=== Exercise description ===
Copy the data exactly; pictures stay out of the copy.

Entries from a visual dataset

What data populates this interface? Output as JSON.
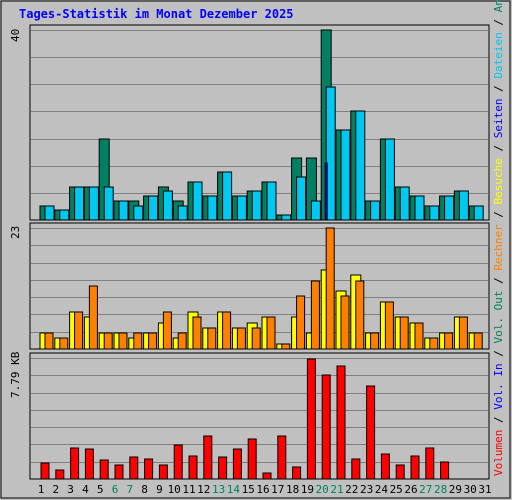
{
  "title": "Tages-Statistik im Monat Dezember 2025",
  "colors": {
    "background": "#C0C0C0",
    "title": "#0000FF",
    "anfragen": "#008060",
    "dateien": "#00C8F0",
    "seiten": "#0000FF",
    "besuche": "#FFFF00",
    "rechner": "#FF8000",
    "volumen": "#FF0000",
    "weekend": "#008060",
    "grid": "#808080"
  },
  "panels": {
    "top": {
      "ymax_label": "40",
      "series_labels": [
        "Anfragen",
        "Dateien",
        "Seiten"
      ]
    },
    "mid": {
      "ymax_label": "23",
      "series_labels": [
        "Besuche",
        "Rechner",
        "Vol. Out"
      ]
    },
    "bot": {
      "ymax_label": "7.79 KB",
      "series_labels": [
        "Vol. In",
        "Volumen"
      ]
    }
  },
  "chart_data": {
    "type": "bar",
    "title": "Tages-Statistik im Monat Dezember 2025",
    "categories": [
      "1",
      "2",
      "3",
      "4",
      "5",
      "6",
      "7",
      "8",
      "9",
      "10",
      "11",
      "12",
      "13",
      "14",
      "15",
      "16",
      "17",
      "18",
      "19",
      "20",
      "21",
      "22",
      "23",
      "24",
      "25",
      "26",
      "27",
      "28",
      "29",
      "30",
      "31"
    ],
    "weekend_days": [
      "6",
      "7",
      "13",
      "14",
      "20",
      "21",
      "27",
      "28"
    ],
    "panels": [
      {
        "name": "top",
        "ylim": [
          0,
          40
        ],
        "series": [
          {
            "name": "Anfragen",
            "values": [
              3,
              2,
              7,
              7,
              17,
              4,
              4,
              5,
              7,
              4,
              8,
              5,
              10,
              5,
              6,
              8,
              1,
              13,
              13,
              40,
              19,
              23,
              4,
              17,
              7,
              5,
              3,
              5,
              6,
              3,
              null
            ]
          },
          {
            "name": "Dateien",
            "values": [
              3,
              2,
              7,
              7,
              7,
              4,
              3,
              5,
              6,
              3,
              8,
              5,
              10,
              5,
              6,
              8,
              1,
              9,
              4,
              28,
              19,
              23,
              4,
              17,
              7,
              5,
              3,
              5,
              6,
              3,
              null
            ]
          },
          {
            "name": "Seiten",
            "values": [
              0,
              0,
              0,
              0,
              0,
              0,
              0,
              0,
              0,
              0,
              0,
              0,
              0,
              0,
              0,
              0,
              0,
              0,
              0,
              12,
              0,
              0,
              0,
              0,
              0,
              0,
              0,
              0,
              0,
              0,
              null
            ]
          }
        ]
      },
      {
        "name": "mid",
        "ylim": [
          0,
          23
        ],
        "series": [
          {
            "name": "Besuche",
            "values": [
              3,
              2,
              7,
              6,
              3,
              3,
              2,
              3,
              5,
              2,
              7,
              4,
              7,
              4,
              5,
              6,
              1,
              6,
              3,
              15,
              11,
              14,
              3,
              9,
              6,
              5,
              2,
              3,
              6,
              3,
              null
            ]
          },
          {
            "name": "Rechner",
            "values": [
              3,
              2,
              7,
              12,
              3,
              3,
              3,
              3,
              7,
              3,
              6,
              4,
              7,
              4,
              4,
              6,
              1,
              10,
              13,
              23,
              10,
              13,
              3,
              9,
              6,
              5,
              2,
              3,
              6,
              3,
              null
            ]
          }
        ]
      },
      {
        "name": "bot",
        "ylim": [
          0,
          7.79
        ],
        "unit": "KB",
        "series": [
          {
            "name": "Volumen",
            "values": [
              1.0,
              0.6,
              2.0,
              1.9,
              1.2,
              0.9,
              1.4,
              1.3,
              0.9,
              2.2,
              1.5,
              2.8,
              1.4,
              1.9,
              2.6,
              0.4,
              2.8,
              0.8,
              7.7,
              6.7,
              7.3,
              1.3,
              6.0,
              1.6,
              0.9,
              1.5,
              2.0,
              1.1,
              0,
              0,
              null
            ]
          }
        ]
      }
    ]
  }
}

=== Reply to the exercise ===
What data populates this interface? Output as JSON.
{
  "title": "Tages-Statistik im Monat Dezember 2025",
  "colors": {
    "background": "#C0C0C0",
    "title": "#0000FF",
    "anfragen": "#008060",
    "dateien": "#00C8F0",
    "seiten": "#0000FF",
    "besuche": "#FFFF00",
    "rechner": "#FF8000",
    "volumen": "#FF0000",
    "weekend": "#008060",
    "grid": "#808080"
  },
  "panels": {
    "top": {
      "ymax_label": "40",
      "series_labels": [
        "Anfragen",
        "Dateien",
        "Seiten"
      ]
    },
    "mid": {
      "ymax_label": "23",
      "series_labels": [
        "Besuche",
        "Rechner",
        "Vol. Out"
      ]
    },
    "bot": {
      "ymax_label": "7.79 KB",
      "series_labels": [
        "Vol. In",
        "Volumen"
      ]
    }
  },
  "chart_data": {
    "type": "bar",
    "title": "Tages-Statistik im Monat Dezember 2025",
    "categories": [
      "1",
      "2",
      "3",
      "4",
      "5",
      "6",
      "7",
      "8",
      "9",
      "10",
      "11",
      "12",
      "13",
      "14",
      "15",
      "16",
      "17",
      "18",
      "19",
      "20",
      "21",
      "22",
      "23",
      "24",
      "25",
      "26",
      "27",
      "28",
      "29",
      "30",
      "31"
    ],
    "weekend_days": [
      "6",
      "7",
      "13",
      "14",
      "20",
      "21",
      "27",
      "28"
    ],
    "panels": [
      {
        "name": "top",
        "ylim": [
          0,
          40
        ],
        "series": [
          {
            "name": "Anfragen",
            "values": [
              3,
              2,
              7,
              7,
              17,
              4,
              4,
              5,
              7,
              4,
              8,
              5,
              10,
              5,
              6,
              8,
              1,
              13,
              13,
              40,
              19,
              23,
              4,
              17,
              7,
              5,
              3,
              5,
              6,
              3,
              null
            ]
          },
          {
            "name": "Dateien",
            "values": [
              3,
              2,
              7,
              7,
              7,
              4,
              3,
              5,
              6,
              3,
              8,
              5,
              10,
              5,
              6,
              8,
              1,
              9,
              4,
              28,
              19,
              23,
              4,
              17,
              7,
              5,
              3,
              5,
              6,
              3,
              null
            ]
          },
          {
            "name": "Seiten",
            "values": [
              0,
              0,
              0,
              0,
              0,
              0,
              0,
              0,
              0,
              0,
              0,
              0,
              0,
              0,
              0,
              0,
              0,
              0,
              0,
              12,
              0,
              0,
              0,
              0,
              0,
              0,
              0,
              0,
              0,
              0,
              null
            ]
          }
        ]
      },
      {
        "name": "mid",
        "ylim": [
          0,
          23
        ],
        "series": [
          {
            "name": "Besuche",
            "values": [
              3,
              2,
              7,
              6,
              3,
              3,
              2,
              3,
              5,
              2,
              7,
              4,
              7,
              4,
              5,
              6,
              1,
              6,
              3,
              15,
              11,
              14,
              3,
              9,
              6,
              5,
              2,
              3,
              6,
              3,
              null
            ]
          },
          {
            "name": "Rechner",
            "values": [
              3,
              2,
              7,
              12,
              3,
              3,
              3,
              3,
              7,
              3,
              6,
              4,
              7,
              4,
              4,
              6,
              1,
              10,
              13,
              23,
              10,
              13,
              3,
              9,
              6,
              5,
              2,
              3,
              6,
              3,
              null
            ]
          }
        ]
      },
      {
        "name": "bot",
        "ylim": [
          0,
          7.79
        ],
        "unit": "KB",
        "series": [
          {
            "name": "Volumen",
            "values": [
              1.0,
              0.6,
              2.0,
              1.9,
              1.2,
              0.9,
              1.4,
              1.3,
              0.9,
              2.2,
              1.5,
              2.8,
              1.4,
              1.9,
              2.6,
              0.4,
              2.8,
              0.8,
              7.7,
              6.7,
              7.3,
              1.3,
              6.0,
              1.6,
              0.9,
              1.5,
              2.0,
              1.1,
              0,
              0,
              null
            ]
          }
        ]
      }
    ]
  }
}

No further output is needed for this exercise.